Provided records ->
----

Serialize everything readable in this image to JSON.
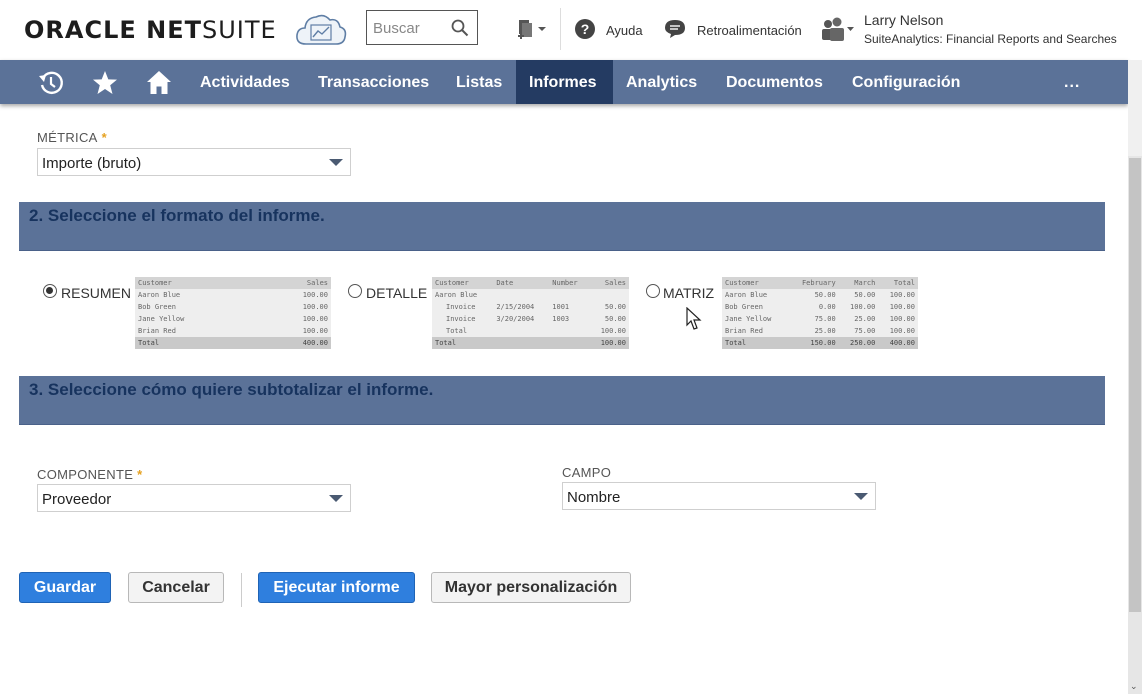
{
  "header": {
    "logo_bold": "ORACLE NET",
    "logo_thin": "SUITE",
    "search_placeholder": "Buscar",
    "help_label": "Ayuda",
    "feedback_label": "Retroalimentación",
    "user_name": "Larry Nelson",
    "user_role": "SuiteAnalytics: Financial Reports and Searches"
  },
  "nav": {
    "items": [
      "Actividades",
      "Transacciones",
      "Listas",
      "Informes",
      "Analytics",
      "Documentos",
      "Configuración"
    ],
    "active": "Informes",
    "more": "..."
  },
  "metric": {
    "label": "MÉTRICA",
    "required_mark": "*",
    "value": "Importe (bruto)"
  },
  "section2": {
    "title": "2. Seleccione el formato del informe.",
    "options": [
      {
        "label": "RESUMEN",
        "checked": true
      },
      {
        "label": "DETALLE",
        "checked": false
      },
      {
        "label": "MATRIZ",
        "checked": false
      }
    ],
    "summary_table": {
      "headers": [
        "Customer",
        "Sales"
      ],
      "rows": [
        [
          "Aaron Blue",
          "100.00"
        ],
        [
          "Bob Green",
          "100.00"
        ],
        [
          "Jane Yellow",
          "100.00"
        ],
        [
          "Brian Red",
          "100.00"
        ]
      ],
      "total": [
        "Total",
        "400.00"
      ]
    },
    "detail_table": {
      "headers": [
        "Customer",
        "Date",
        "Number",
        "Sales"
      ],
      "rows": [
        [
          "Aaron Blue",
          "",
          "",
          ""
        ],
        [
          "Invoice",
          "2/15/2004",
          "1001",
          "50.00"
        ],
        [
          "Invoice",
          "3/20/2004",
          "1003",
          "50.00"
        ],
        [
          "Total",
          "",
          "",
          "100.00"
        ]
      ],
      "total": [
        "Total",
        "",
        "",
        "100.00"
      ]
    },
    "matrix_table": {
      "headers": [
        "Customer",
        "February",
        "March",
        "Total"
      ],
      "rows": [
        [
          "Aaron Blue",
          "50.00",
          "50.00",
          "100.00"
        ],
        [
          "Bob Green",
          "0.00",
          "100.00",
          "100.00"
        ],
        [
          "Jane Yellow",
          "75.00",
          "25.00",
          "100.00"
        ],
        [
          "Brian Red",
          "25.00",
          "75.00",
          "100.00"
        ]
      ],
      "total": [
        "Total",
        "150.00",
        "250.00",
        "400.00"
      ]
    }
  },
  "section3": {
    "title": "3. Seleccione cómo quiere subtotalizar el informe.",
    "component_label": "COMPONENTE",
    "component_required": "*",
    "component_value": "Proveedor",
    "field_label": "CAMPO",
    "field_value": "Nombre"
  },
  "buttons": {
    "save": "Guardar",
    "cancel": "Cancelar",
    "run": "Ejecutar informe",
    "customize": "Mayor personalización"
  },
  "colors": {
    "nav_bg": "#5b7298",
    "nav_active": "#243b62",
    "section_title": "#17335e",
    "primary_button": "#2f7fde"
  }
}
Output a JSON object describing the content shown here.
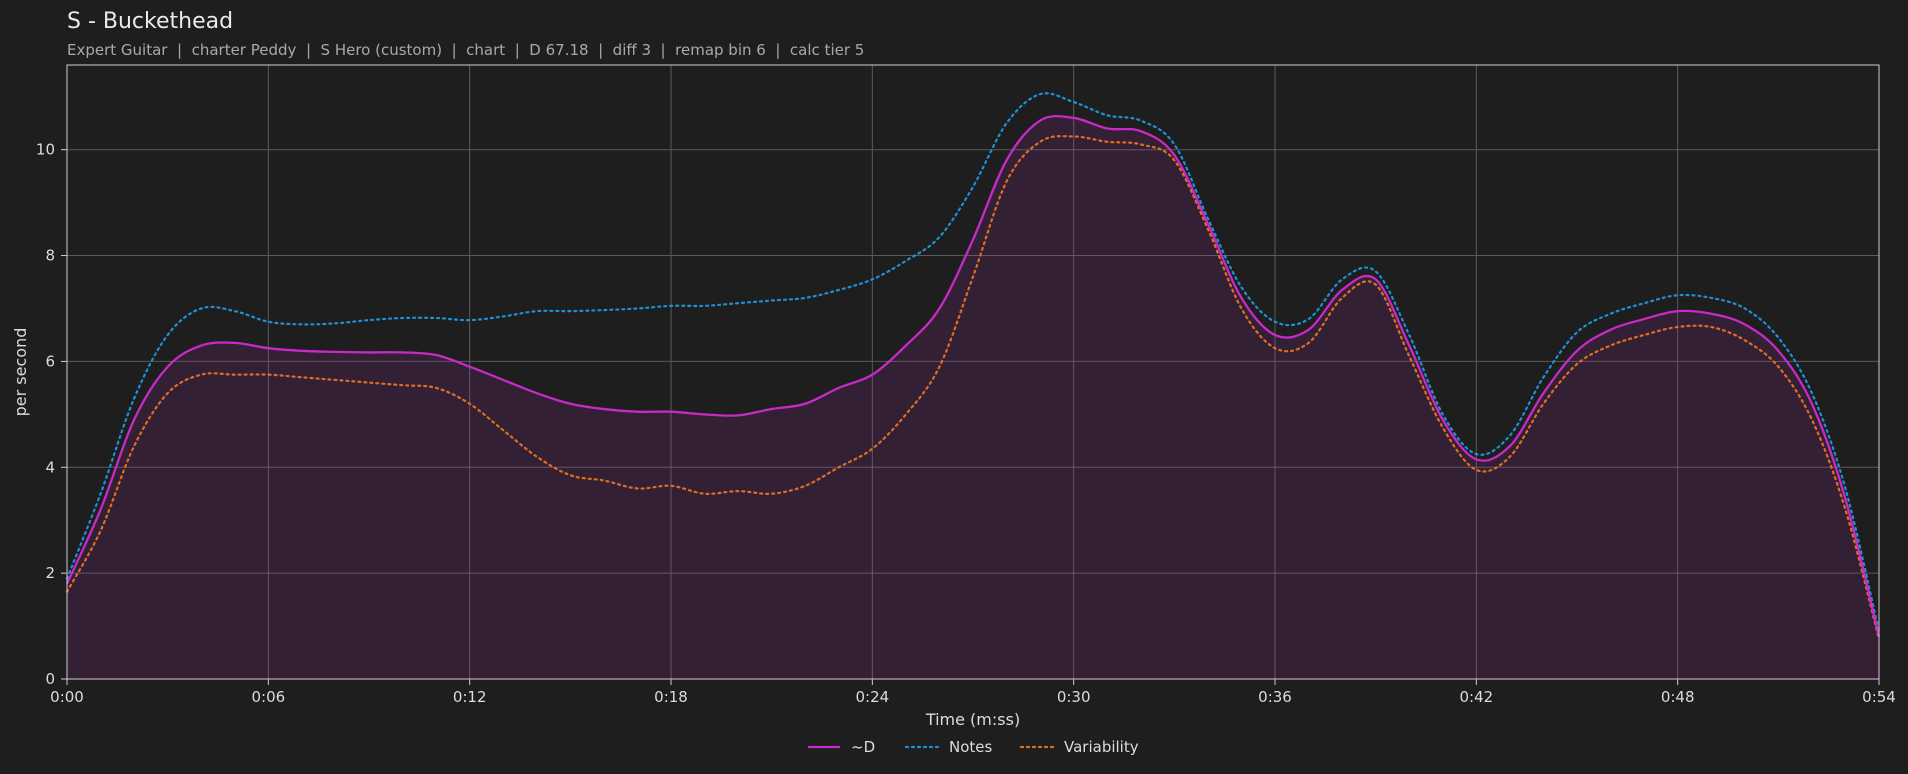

----

Problem description -> Are you able to set down all the lines above exactly, without any pictures?

Task response ->
Serialize everything readable in this image to JSON.
{
  "header": {
    "logo_bold": "ORACLE NET",
    "logo_thin": "SUITE",
    "search_placeholder": "Buscar",
    "help_label": "Ayuda",
    "feedback_label": "Retroalimentación",
    "user_name": "Larry Nelson",
    "user_role": "SuiteAnalytics: Financial Reports and Searches"
  },
  "nav": {
    "items": [
      "Actividades",
      "Transacciones",
      "Listas",
      "Informes",
      "Analytics",
      "Documentos",
      "Configuración"
    ],
    "active": "Informes",
    "more": "..."
  },
  "metric": {
    "label": "MÉTRICA",
    "required_mark": "*",
    "value": "Importe (bruto)"
  },
  "section2": {
    "title": "2. Seleccione el formato del informe.",
    "options": [
      {
        "label": "RESUMEN",
        "checked": true
      },
      {
        "label": "DETALLE",
        "checked": false
      },
      {
        "label": "MATRIZ",
        "checked": false
      }
    ],
    "summary_table": {
      "headers": [
        "Customer",
        "Sales"
      ],
      "rows": [
        [
          "Aaron Blue",
          "100.00"
        ],
        [
          "Bob Green",
          "100.00"
        ],
        [
          "Jane Yellow",
          "100.00"
        ],
        [
          "Brian Red",
          "100.00"
        ]
      ],
      "total": [
        "Total",
        "400.00"
      ]
    },
    "detail_table": {
      "headers": [
        "Customer",
        "Date",
        "Number",
        "Sales"
      ],
      "rows": [
        [
          "Aaron Blue",
          "",
          "",
          ""
        ],
        [
          "Invoice",
          "2/15/2004",
          "1001",
          "50.00"
        ],
        [
          "Invoice",
          "3/20/2004",
          "1003",
          "50.00"
        ],
        [
          "Total",
          "",
          "",
          "100.00"
        ]
      ],
      "total": [
        "Total",
        "",
        "",
        "100.00"
      ]
    },
    "matrix_table": {
      "headers": [
        "Customer",
        "February",
        "March",
        "Total"
      ],
      "rows": [
        [
          "Aaron Blue",
          "50.00",
          "50.00",
          "100.00"
        ],
        [
          "Bob Green",
          "0.00",
          "100.00",
          "100.00"
        ],
        [
          "Jane Yellow",
          "75.00",
          "25.00",
          "100.00"
        ],
        [
          "Brian Red",
          "25.00",
          "75.00",
          "100.00"
        ]
      ],
      "total": [
        "Total",
        "150.00",
        "250.00",
        "400.00"
      ]
    }
  },
  "section3": {
    "title": "3. Seleccione cómo quiere subtotalizar el informe.",
    "component_label": "COMPONENTE",
    "component_required": "*",
    "component_value": "Proveedor",
    "field_label": "CAMPO",
    "field_value": "Nombre"
  },
  "buttons": {
    "save": "Guardar",
    "cancel": "Cancelar",
    "run": "Ejecutar informe",
    "customize": "Mayor personalización"
  },
  "colors": {
    "nav_bg": "#5b7298",
    "nav_active": "#243b62",
    "section_title": "#17335e",
    "primary_button": "#2f7fde"
  }
}
Output a JSON object describing the content shown here.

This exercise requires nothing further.